[BEGIN INFORMATION PROVIDED]

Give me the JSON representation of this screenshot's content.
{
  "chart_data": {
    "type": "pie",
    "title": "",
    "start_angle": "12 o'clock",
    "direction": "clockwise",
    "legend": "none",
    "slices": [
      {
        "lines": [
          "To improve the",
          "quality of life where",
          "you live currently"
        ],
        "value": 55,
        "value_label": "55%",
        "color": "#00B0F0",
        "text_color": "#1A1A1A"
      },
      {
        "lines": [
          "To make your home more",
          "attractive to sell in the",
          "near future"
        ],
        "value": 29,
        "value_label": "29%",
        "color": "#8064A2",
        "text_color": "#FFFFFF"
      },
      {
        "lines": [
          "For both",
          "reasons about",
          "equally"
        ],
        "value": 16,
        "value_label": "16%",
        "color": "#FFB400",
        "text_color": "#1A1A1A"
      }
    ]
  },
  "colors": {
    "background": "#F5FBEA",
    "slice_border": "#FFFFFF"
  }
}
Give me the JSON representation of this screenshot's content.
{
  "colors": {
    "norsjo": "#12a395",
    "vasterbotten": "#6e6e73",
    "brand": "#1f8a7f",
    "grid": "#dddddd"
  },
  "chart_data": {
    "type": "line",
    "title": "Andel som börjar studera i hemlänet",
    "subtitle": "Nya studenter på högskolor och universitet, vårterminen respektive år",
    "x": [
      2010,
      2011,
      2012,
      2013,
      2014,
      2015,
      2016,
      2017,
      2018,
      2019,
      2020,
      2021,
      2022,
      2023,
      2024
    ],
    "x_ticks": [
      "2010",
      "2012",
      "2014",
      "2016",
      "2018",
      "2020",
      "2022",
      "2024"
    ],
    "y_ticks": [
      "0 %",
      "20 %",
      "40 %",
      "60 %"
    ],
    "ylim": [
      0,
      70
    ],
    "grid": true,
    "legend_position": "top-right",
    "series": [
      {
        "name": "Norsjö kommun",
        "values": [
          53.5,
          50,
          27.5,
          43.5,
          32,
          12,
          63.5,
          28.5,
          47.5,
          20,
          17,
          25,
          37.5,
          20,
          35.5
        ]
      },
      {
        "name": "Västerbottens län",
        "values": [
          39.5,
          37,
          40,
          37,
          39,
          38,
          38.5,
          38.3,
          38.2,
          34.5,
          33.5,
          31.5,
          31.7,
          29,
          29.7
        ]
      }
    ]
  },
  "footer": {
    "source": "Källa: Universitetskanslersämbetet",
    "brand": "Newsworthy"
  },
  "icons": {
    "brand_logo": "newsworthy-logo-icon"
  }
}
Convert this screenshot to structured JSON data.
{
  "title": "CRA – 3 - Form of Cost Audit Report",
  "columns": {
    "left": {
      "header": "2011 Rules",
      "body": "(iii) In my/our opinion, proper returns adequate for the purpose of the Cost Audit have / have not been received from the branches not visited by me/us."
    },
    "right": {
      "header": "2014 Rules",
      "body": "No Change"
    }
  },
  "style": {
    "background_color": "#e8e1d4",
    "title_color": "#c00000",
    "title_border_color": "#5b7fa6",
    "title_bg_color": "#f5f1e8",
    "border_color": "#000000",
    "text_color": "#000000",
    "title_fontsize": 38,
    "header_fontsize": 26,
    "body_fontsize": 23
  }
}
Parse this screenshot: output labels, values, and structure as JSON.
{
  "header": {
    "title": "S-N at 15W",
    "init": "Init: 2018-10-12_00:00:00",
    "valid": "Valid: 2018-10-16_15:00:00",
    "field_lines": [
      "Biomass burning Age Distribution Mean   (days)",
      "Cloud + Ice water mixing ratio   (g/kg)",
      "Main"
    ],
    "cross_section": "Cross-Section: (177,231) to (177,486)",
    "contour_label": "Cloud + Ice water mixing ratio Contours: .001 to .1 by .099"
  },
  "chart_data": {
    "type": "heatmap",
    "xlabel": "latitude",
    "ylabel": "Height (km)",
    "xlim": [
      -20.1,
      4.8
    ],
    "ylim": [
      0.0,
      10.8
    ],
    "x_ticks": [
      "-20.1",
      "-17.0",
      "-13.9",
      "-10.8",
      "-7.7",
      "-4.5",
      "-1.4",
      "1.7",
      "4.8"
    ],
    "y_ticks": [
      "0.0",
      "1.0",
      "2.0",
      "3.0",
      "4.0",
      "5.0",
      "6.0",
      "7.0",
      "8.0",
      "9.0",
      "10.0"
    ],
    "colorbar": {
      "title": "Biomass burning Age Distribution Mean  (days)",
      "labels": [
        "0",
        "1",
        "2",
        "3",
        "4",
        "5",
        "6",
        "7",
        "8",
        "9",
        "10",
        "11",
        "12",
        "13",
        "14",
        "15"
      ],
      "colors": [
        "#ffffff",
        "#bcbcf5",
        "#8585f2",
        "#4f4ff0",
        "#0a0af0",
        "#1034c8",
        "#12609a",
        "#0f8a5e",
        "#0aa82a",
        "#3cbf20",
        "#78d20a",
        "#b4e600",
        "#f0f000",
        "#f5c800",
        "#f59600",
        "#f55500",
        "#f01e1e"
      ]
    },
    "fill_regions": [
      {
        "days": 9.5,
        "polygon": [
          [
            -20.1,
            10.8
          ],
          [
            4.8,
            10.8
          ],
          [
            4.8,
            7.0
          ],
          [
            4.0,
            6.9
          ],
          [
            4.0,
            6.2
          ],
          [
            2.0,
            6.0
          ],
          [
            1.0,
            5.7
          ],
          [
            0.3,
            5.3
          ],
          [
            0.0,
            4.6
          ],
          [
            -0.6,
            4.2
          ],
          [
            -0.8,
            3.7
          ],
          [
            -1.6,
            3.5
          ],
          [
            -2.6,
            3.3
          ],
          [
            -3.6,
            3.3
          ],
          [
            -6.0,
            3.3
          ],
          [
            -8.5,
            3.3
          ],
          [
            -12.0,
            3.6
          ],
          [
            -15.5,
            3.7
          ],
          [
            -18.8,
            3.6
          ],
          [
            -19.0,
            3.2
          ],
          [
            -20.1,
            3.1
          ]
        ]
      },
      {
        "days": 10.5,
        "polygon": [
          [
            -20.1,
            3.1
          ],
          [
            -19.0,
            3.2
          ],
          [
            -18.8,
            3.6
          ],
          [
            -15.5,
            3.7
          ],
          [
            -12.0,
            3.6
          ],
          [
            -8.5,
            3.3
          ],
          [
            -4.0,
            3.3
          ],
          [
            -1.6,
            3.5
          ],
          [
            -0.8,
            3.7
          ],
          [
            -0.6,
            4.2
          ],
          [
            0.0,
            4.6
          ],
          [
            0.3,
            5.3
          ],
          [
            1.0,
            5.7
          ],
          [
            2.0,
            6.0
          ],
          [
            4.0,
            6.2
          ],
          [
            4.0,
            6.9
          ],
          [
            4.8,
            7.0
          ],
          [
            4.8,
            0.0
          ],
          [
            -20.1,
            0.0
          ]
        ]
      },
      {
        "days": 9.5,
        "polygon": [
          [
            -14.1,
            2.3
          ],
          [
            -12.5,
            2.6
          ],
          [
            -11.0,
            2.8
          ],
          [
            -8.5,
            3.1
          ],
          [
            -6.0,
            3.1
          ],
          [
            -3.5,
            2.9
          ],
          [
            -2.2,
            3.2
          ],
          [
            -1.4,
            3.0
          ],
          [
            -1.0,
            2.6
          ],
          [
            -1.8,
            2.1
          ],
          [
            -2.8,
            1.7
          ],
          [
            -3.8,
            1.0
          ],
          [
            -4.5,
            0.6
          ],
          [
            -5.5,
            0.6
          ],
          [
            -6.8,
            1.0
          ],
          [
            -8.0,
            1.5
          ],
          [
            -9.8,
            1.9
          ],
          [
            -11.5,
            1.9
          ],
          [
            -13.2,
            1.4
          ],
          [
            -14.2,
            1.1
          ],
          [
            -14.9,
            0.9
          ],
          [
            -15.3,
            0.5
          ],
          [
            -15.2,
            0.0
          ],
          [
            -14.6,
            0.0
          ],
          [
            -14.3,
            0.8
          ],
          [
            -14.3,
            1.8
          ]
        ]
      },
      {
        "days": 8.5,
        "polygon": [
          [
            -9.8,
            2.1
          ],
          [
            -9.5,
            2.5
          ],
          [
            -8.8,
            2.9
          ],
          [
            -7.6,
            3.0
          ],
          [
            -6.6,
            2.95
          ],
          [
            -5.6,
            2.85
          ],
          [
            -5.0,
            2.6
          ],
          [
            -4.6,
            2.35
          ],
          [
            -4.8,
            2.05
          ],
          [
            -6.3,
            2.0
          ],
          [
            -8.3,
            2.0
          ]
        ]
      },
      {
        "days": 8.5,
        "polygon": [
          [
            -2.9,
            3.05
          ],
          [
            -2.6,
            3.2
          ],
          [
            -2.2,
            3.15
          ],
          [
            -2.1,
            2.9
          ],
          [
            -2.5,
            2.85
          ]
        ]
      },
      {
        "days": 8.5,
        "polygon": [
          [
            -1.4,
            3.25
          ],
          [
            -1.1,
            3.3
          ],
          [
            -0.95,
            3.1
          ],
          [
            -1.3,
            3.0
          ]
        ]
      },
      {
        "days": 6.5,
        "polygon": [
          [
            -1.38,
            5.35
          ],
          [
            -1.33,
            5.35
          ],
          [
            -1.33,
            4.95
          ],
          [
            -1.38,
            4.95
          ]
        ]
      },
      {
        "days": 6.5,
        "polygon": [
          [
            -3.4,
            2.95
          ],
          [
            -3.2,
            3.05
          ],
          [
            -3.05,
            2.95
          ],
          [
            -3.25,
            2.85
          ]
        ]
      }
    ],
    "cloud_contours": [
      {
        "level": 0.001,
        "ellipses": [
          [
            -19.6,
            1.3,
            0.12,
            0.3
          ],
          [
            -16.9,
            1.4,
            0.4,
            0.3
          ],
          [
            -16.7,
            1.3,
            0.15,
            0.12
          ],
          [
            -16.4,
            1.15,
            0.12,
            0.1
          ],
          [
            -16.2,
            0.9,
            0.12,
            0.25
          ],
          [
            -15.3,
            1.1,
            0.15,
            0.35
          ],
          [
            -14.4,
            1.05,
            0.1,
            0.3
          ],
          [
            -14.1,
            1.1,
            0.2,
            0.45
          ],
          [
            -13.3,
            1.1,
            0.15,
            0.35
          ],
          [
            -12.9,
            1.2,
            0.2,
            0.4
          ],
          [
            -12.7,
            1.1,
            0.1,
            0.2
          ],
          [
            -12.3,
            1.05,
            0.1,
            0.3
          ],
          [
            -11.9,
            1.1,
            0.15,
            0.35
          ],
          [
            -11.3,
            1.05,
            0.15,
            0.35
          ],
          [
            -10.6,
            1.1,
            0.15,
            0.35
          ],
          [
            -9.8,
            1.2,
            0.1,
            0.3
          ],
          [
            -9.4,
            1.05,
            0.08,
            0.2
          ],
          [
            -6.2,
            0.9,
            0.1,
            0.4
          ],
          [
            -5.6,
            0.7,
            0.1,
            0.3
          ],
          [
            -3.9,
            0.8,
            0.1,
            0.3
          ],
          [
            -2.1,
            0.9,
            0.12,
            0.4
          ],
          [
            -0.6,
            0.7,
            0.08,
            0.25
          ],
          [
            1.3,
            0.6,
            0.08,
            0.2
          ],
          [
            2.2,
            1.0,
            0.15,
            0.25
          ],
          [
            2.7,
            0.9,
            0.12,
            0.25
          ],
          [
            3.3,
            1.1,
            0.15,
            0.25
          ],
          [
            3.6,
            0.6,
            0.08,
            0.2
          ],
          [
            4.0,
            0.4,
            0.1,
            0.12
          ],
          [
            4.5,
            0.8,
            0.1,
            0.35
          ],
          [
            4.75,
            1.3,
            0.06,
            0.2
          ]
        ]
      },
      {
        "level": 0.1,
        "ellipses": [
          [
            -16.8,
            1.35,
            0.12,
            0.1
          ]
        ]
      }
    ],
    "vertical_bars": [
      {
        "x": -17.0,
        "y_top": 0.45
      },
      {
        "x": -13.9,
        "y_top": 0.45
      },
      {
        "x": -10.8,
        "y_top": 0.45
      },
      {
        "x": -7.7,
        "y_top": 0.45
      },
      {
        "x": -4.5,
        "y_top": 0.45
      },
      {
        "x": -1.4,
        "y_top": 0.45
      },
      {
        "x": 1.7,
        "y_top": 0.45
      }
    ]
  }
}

[END INFORMATION PROVIDED]

__WHAT YOU SHOULD DO__: Which lines hold the word "Distribution"? Return all of them from the records above.

__WRITTEN ANSWER__:
      "Biomass burning Age Distribution Mean   (days)",
      "title": "Biomass burning Age Distribution Mean  (days)",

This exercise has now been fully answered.